THE TASK: Check each line of the data below for the word "bottom", then extract the ones that have it.

DATA SHOWN:
***

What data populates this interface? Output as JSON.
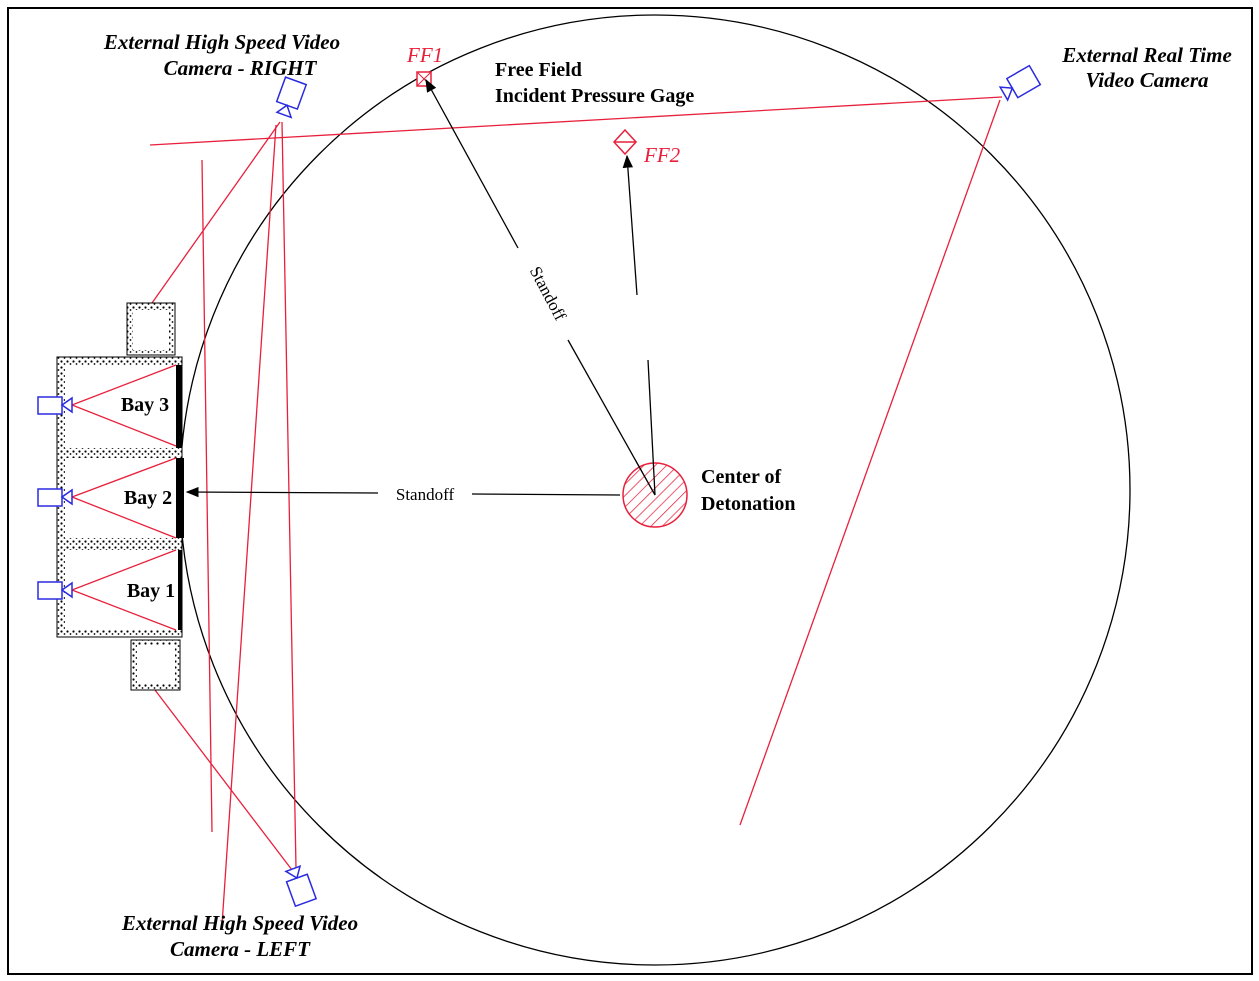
{
  "labels": {
    "camera_right": [
      "External High Speed Video",
      "Camera - RIGHT"
    ],
    "ff1": "FF1",
    "free_field": [
      "Free Field",
      "Incident Pressure Gage"
    ],
    "camera_realtime": [
      "External Real Time",
      "Video Camera"
    ],
    "ff2": "FF2",
    "standoff_diagonal": "Standoff",
    "standoff_horizontal": "Standoff",
    "bays": [
      "Bay 3",
      "Bay 2",
      "Bay 1"
    ],
    "center": [
      "Center of",
      "Detonation"
    ],
    "camera_left": [
      "External High Speed Video",
      "Camera - LEFT"
    ]
  }
}
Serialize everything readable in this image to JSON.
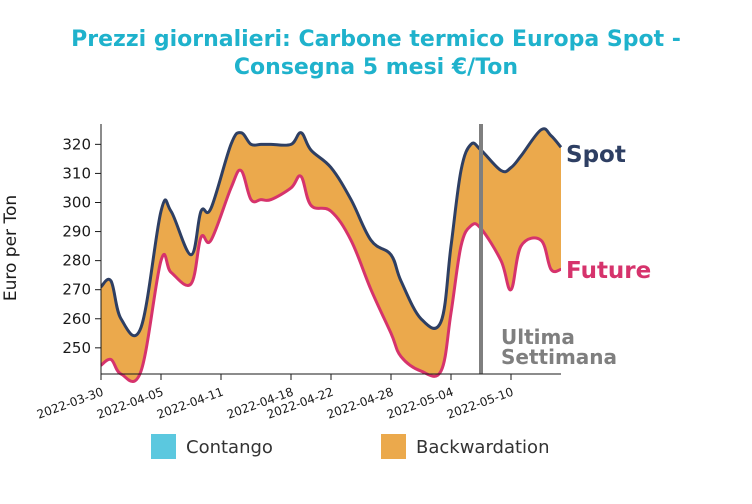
{
  "chart_data": {
    "type": "area",
    "title_line1": "Prezzi giornalieri: Carbone termico Europa Spot -",
    "title_line2": "Consegna 5 mesi €/Ton",
    "ylabel": "Euro per Ton",
    "ylim": [
      241,
      327
    ],
    "yticks": [
      250,
      260,
      270,
      280,
      290,
      300,
      310,
      320
    ],
    "xlim": [
      "2022-03-30",
      "2022-05-15"
    ],
    "xticks": [
      "2022-03-30",
      "2022-04-05",
      "2022-04-11",
      "2022-04-18",
      "2022-04-22",
      "2022-04-28",
      "2022-05-04",
      "2022-05-10"
    ],
    "dates": [
      "2022-03-30",
      "2022-03-31",
      "2022-04-01",
      "2022-04-03",
      "2022-04-05",
      "2022-04-06",
      "2022-04-08",
      "2022-04-09",
      "2022-04-10",
      "2022-04-12",
      "2022-04-13",
      "2022-04-14",
      "2022-04-15",
      "2022-04-16",
      "2022-04-18",
      "2022-04-19",
      "2022-04-20",
      "2022-04-22",
      "2022-04-24",
      "2022-04-26",
      "2022-04-28",
      "2022-04-29",
      "2022-05-01",
      "2022-05-03",
      "2022-05-04",
      "2022-05-05",
      "2022-05-06",
      "2022-05-07",
      "2022-05-09",
      "2022-05-10",
      "2022-05-11",
      "2022-05-13",
      "2022-05-14",
      "2022-05-15"
    ],
    "series": [
      {
        "name": "Spot",
        "color": "#2e3f63",
        "values": [
          271,
          273,
          260,
          257,
          297,
          297,
          282,
          297,
          298,
          320,
          324,
          320,
          320,
          320,
          320,
          324,
          318,
          312,
          301,
          287,
          282,
          273,
          260,
          259,
          285,
          311,
          320,
          318,
          311,
          312,
          316,
          325,
          323,
          319
        ]
      },
      {
        "name": "Future",
        "color": "#d6336c",
        "values": [
          244,
          246,
          241,
          242,
          280,
          276,
          272,
          288,
          287,
          305,
          311,
          301,
          301,
          301,
          305,
          309,
          299,
          297,
          287,
          270,
          255,
          247,
          242,
          242,
          262,
          285,
          292,
          291,
          280,
          270,
          285,
          287,
          277,
          277
        ]
      }
    ],
    "fill_colors": {
      "contango": "#5bc8df",
      "backwardation": "#eba94c"
    },
    "vline": {
      "date": "2022-05-07",
      "color": "#7f7f7f"
    },
    "annotation_line1": "Ultima",
    "annotation_line2": "Settimana",
    "legend": [
      {
        "label": "Contango",
        "color": "#5bc8df"
      },
      {
        "label": "Backwardation",
        "color": "#eba94c"
      }
    ],
    "legend_position": "bottom"
  }
}
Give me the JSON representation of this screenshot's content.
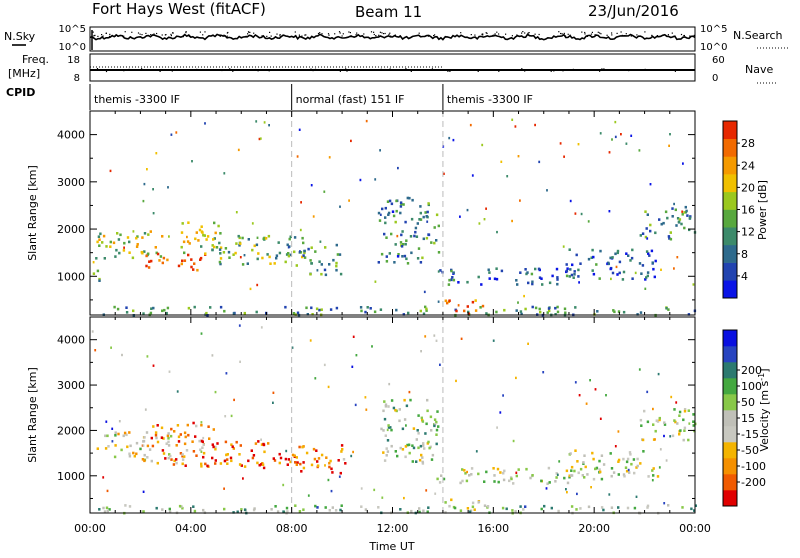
{
  "header": {
    "station": "Fort Hays West (fitACF)",
    "beam": "Beam 11",
    "date": "23/Jun/2016"
  },
  "left_labels": {
    "nsky": "N.Sky",
    "nsky_ticks": [
      "10^5",
      "10^0"
    ],
    "freq_line1": "Freq.",
    "freq_line2": "[MHz]",
    "freq_ticks": [
      "18",
      "8"
    ],
    "cpid": "CPID"
  },
  "right_labels": {
    "nsearch": "N.Search",
    "nsearch_ticks": [
      "10^5",
      "10^0"
    ],
    "nave": "Nave",
    "nave_ticks": [
      "60",
      "0"
    ]
  },
  "cpid_segments": [
    {
      "label": "themis -3300 IF",
      "start_h": 0,
      "end_h": 8
    },
    {
      "label": "normal (fast) 151 IF",
      "start_h": 8,
      "end_h": 14
    },
    {
      "label": "themis -3300 IF",
      "start_h": 14,
      "end_h": 24
    }
  ],
  "chart_data": [
    {
      "type": "heatmap",
      "quantity": "Power",
      "ylabel": "Slant Range [km]",
      "xlabel": "Time UT",
      "xlim_hours": [
        0,
        24
      ],
      "ylim": [
        180,
        4500
      ],
      "yticks": [
        1000,
        2000,
        3000,
        4000
      ],
      "xticks": [
        "00:00",
        "04:00",
        "08:00",
        "12:00",
        "16:00",
        "20:00",
        "00:00"
      ],
      "colorbar": {
        "label": "Power [dB]",
        "ticks": [
          "4",
          "8",
          "12",
          "16",
          "20",
          "24",
          "28"
        ],
        "range": [
          0,
          32
        ],
        "colors": [
          "#0a14e6",
          "#2244b0",
          "#2e6a8c",
          "#3c8a6a",
          "#58a83e",
          "#9bc81e",
          "#f0c000",
          "#f59a00",
          "#f26a00",
          "#e62800"
        ]
      },
      "scatter_regions": [
        {
          "t0": 0.2,
          "t1": 3.0,
          "r0": 1400,
          "r1": 2000,
          "level": 0.55
        },
        {
          "t0": 2.0,
          "t1": 4.6,
          "r0": 1150,
          "r1": 1500,
          "level": 0.95
        },
        {
          "t0": 3.5,
          "t1": 5.2,
          "r0": 1500,
          "r1": 2200,
          "level": 0.6
        },
        {
          "t0": 4.8,
          "t1": 8.6,
          "r0": 1250,
          "r1": 1900,
          "level": 0.45
        },
        {
          "t0": 8.4,
          "t1": 10.0,
          "r0": 1050,
          "r1": 1700,
          "level": 0.4
        },
        {
          "t0": 11.4,
          "t1": 13.8,
          "r0": 1300,
          "r1": 2700,
          "level": 0.3
        },
        {
          "t0": 13.6,
          "t1": 19.2,
          "r0": 850,
          "r1": 1200,
          "level": 0.25
        },
        {
          "t0": 18.8,
          "t1": 22.5,
          "r0": 950,
          "r1": 1600,
          "level": 0.2
        },
        {
          "t0": 21.8,
          "t1": 24.0,
          "r0": 1800,
          "r1": 2500,
          "level": 0.35
        },
        {
          "t0": 0.3,
          "t1": 24.0,
          "r0": 200,
          "r1": 380,
          "level": 0.35
        },
        {
          "t0": 14.0,
          "t1": 15.6,
          "r0": 220,
          "r1": 520,
          "level": 0.9
        },
        {
          "t0": 0.1,
          "t1": 0.8,
          "r0": 900,
          "r1": 1150,
          "level": 0.4
        }
      ]
    },
    {
      "type": "heatmap",
      "quantity": "Velocity",
      "ylabel": "Slant Range [km]",
      "xlabel": "Time UT",
      "xlim_hours": [
        0,
        24
      ],
      "ylim": [
        180,
        4500
      ],
      "yticks": [
        1000,
        2000,
        3000,
        4000
      ],
      "xticks": [
        "00:00",
        "04:00",
        "08:00",
        "12:00",
        "16:00",
        "20:00",
        "00:00"
      ],
      "colorbar": {
        "label_main": "Velocity [m s",
        "label_sup": "-1",
        "label_end": "]",
        "ticks": [
          "-200",
          "-100",
          "-50",
          "-15",
          "15",
          "50",
          "100",
          "200"
        ],
        "colors": [
          "#e00000",
          "#f05a00",
          "#f59000",
          "#f4b400",
          "#c8c8c0",
          "#c0c0b8",
          "#88c848",
          "#44a840",
          "#2c7a70",
          "#2844c0",
          "#0a10e0"
        ]
      },
      "scatter_regions": [
        {
          "t0": 0.2,
          "t1": 3.2,
          "r0": 1350,
          "r1": 2000,
          "level": 0.45
        },
        {
          "t0": 2.4,
          "t1": 5.0,
          "r0": 1200,
          "r1": 2200,
          "level": 0.2
        },
        {
          "t0": 4.8,
          "t1": 8.2,
          "r0": 1200,
          "r1": 1800,
          "level": 0.15
        },
        {
          "t0": 8.0,
          "t1": 10.2,
          "r0": 1050,
          "r1": 1700,
          "level": 0.15
        },
        {
          "t0": 11.4,
          "t1": 13.8,
          "r0": 1300,
          "r1": 2700,
          "level": 0.55
        },
        {
          "t0": 13.6,
          "t1": 19.2,
          "r0": 850,
          "r1": 1200,
          "level": 0.5
        },
        {
          "t0": 18.8,
          "t1": 22.5,
          "r0": 950,
          "r1": 1600,
          "level": 0.5
        },
        {
          "t0": 21.8,
          "t1": 24.0,
          "r0": 1800,
          "r1": 2500,
          "level": 0.5
        },
        {
          "t0": 0.3,
          "t1": 24.0,
          "r0": 200,
          "r1": 380,
          "level": 0.6
        },
        {
          "t0": 14.0,
          "t1": 15.6,
          "r0": 220,
          "r1": 520,
          "level": 0.45
        }
      ]
    }
  ]
}
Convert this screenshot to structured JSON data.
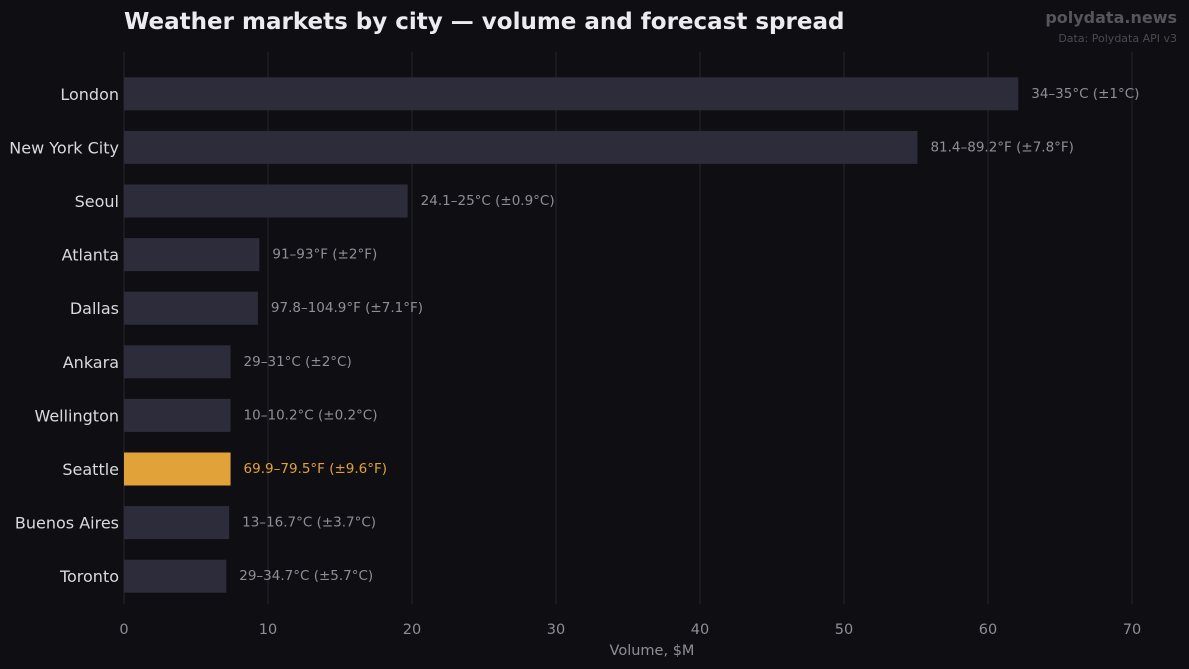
{
  "header": {
    "title": "Weather markets by city — volume and forecast spread",
    "brand": "polydata.news",
    "source": "Data: Polydata API v3"
  },
  "chart_data": {
    "type": "bar",
    "orientation": "horizontal",
    "title": "Weather markets by city — volume and forecast spread",
    "xlabel": "Volume, $M",
    "ylabel": "",
    "xlim": [
      0,
      70
    ],
    "xticks": [
      0,
      10,
      20,
      30,
      40,
      50,
      60,
      70
    ],
    "grid": "vertical",
    "categories": [
      "London",
      "New York City",
      "Seoul",
      "Atlanta",
      "Dallas",
      "Ankara",
      "Wellington",
      "Seattle",
      "Buenos Aires",
      "Toronto"
    ],
    "values": [
      62.1,
      55.1,
      19.7,
      9.4,
      9.3,
      7.4,
      7.4,
      7.4,
      7.3,
      7.1
    ],
    "annotations": [
      "34–35°C (±1°C)",
      "81.4–89.2°F (±7.8°F)",
      "24.1–25°C (±0.9°C)",
      "91–93°F (±2°F)",
      "97.8–104.9°F (±7.1°F)",
      "29–31°C (±2°C)",
      "10–10.2°C (±0.2°C)",
      "69.9–79.5°F (±9.6°F)",
      "13–16.7°C (±3.7°C)",
      "29–34.7°C (±5.7°C)"
    ],
    "highlight": "Seattle",
    "colors": {
      "bar": "#2c2c3a",
      "highlight": "#e2a23a",
      "grid": "#25252c",
      "background": "#0f0f13"
    }
  }
}
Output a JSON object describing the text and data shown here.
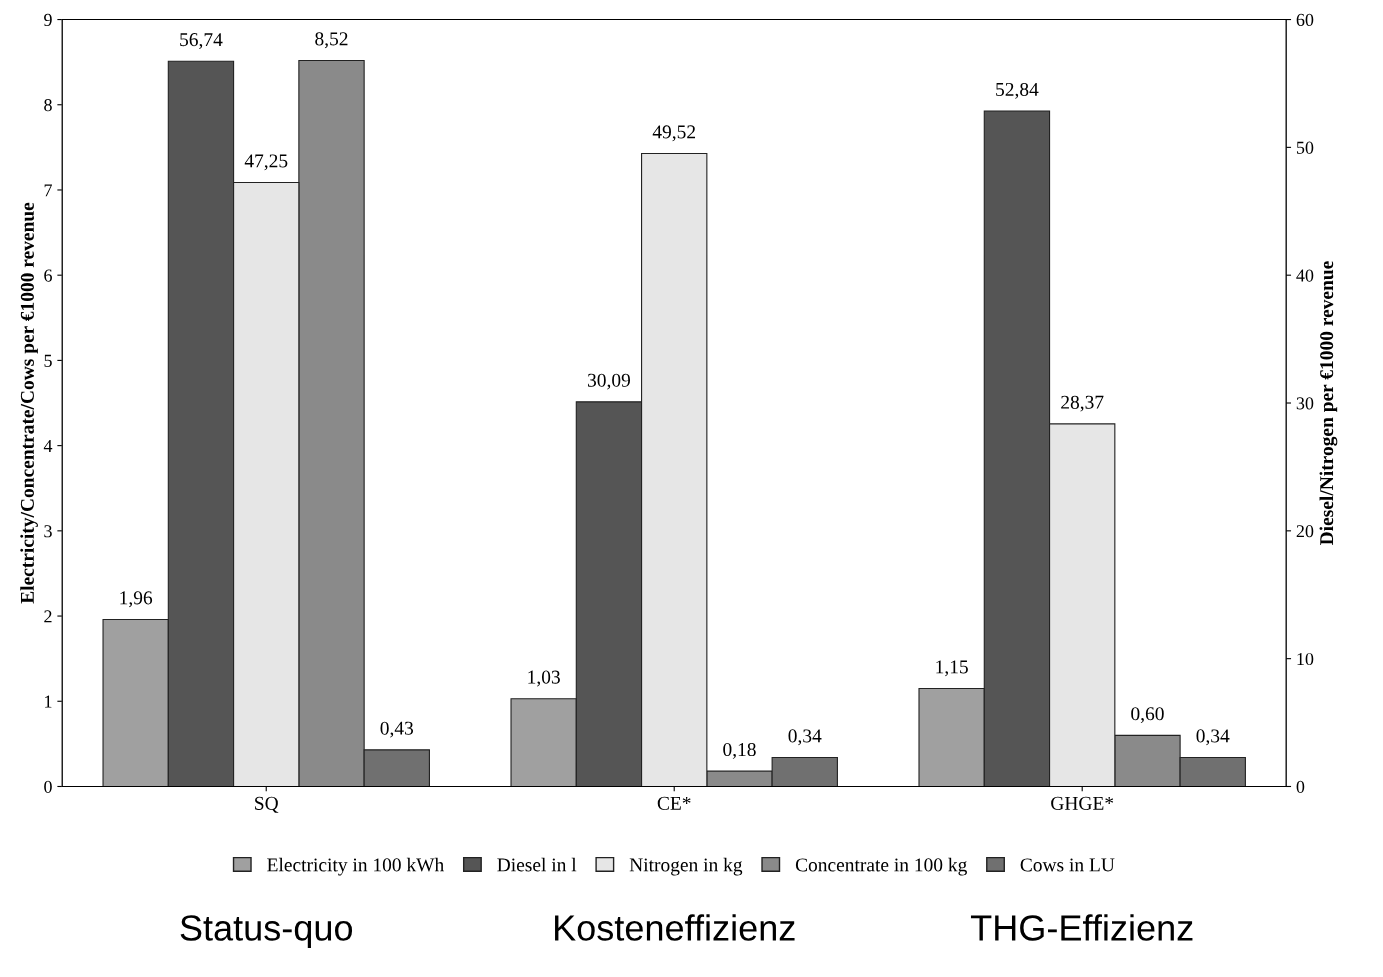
{
  "chart_data": {
    "type": "bar",
    "categories": [
      "SQ",
      "CE*",
      "GHGE*"
    ],
    "ylabel": "Electricity/Concentrate/Cows per €1000 revenue",
    "y2label": "Diesel/Nitrogen per €1000 revenue",
    "ylim": [
      0,
      9
    ],
    "yticks": [
      0,
      1,
      2,
      3,
      4,
      5,
      6,
      7,
      8,
      9
    ],
    "y2lim": [
      0,
      60
    ],
    "y2ticks": [
      0,
      10,
      20,
      30,
      40,
      50,
      60
    ],
    "legend": "bottom",
    "grid": false,
    "series": [
      {
        "name": "Electricity in 100 kWh",
        "color": "#a0a0a0",
        "values": [
          1.96,
          1.03,
          1.15
        ],
        "value_labels": [
          "1,96",
          "1,03",
          "1,15"
        ]
      },
      {
        "name": "Diesel in l",
        "color": "#555555",
        "axis": "y2",
        "values": [
          56.74,
          30.09,
          52.84
        ],
        "value_labels": [
          "56,74",
          "30,09",
          "52,84"
        ]
      },
      {
        "name": "Nitrogen in kg",
        "color": "#e6e6e6",
        "axis": "y2",
        "values": [
          47.25,
          49.52,
          28.37
        ],
        "value_labels": [
          "47,25",
          "49,52",
          "28,37"
        ]
      },
      {
        "name": "Concentrate in 100 kg",
        "color": "#8a8a8a",
        "values": [
          8.52,
          0.18,
          0.6
        ],
        "value_labels": [
          "8,52",
          "0,18",
          "0,60"
        ]
      },
      {
        "name": "Cows in LU",
        "color": "#707070",
        "values": [
          0.43,
          0.34,
          0.34
        ],
        "value_labels": [
          "0,43",
          "0,34",
          "0,34"
        ]
      }
    ],
    "annotations": [
      "Status-quo",
      "Kosteneffizienz",
      "THG-Effizienz"
    ]
  }
}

***

ANSWER FOR THIS EXERCISE:
    "legend_position": "bottom"
    "legend": "bottom",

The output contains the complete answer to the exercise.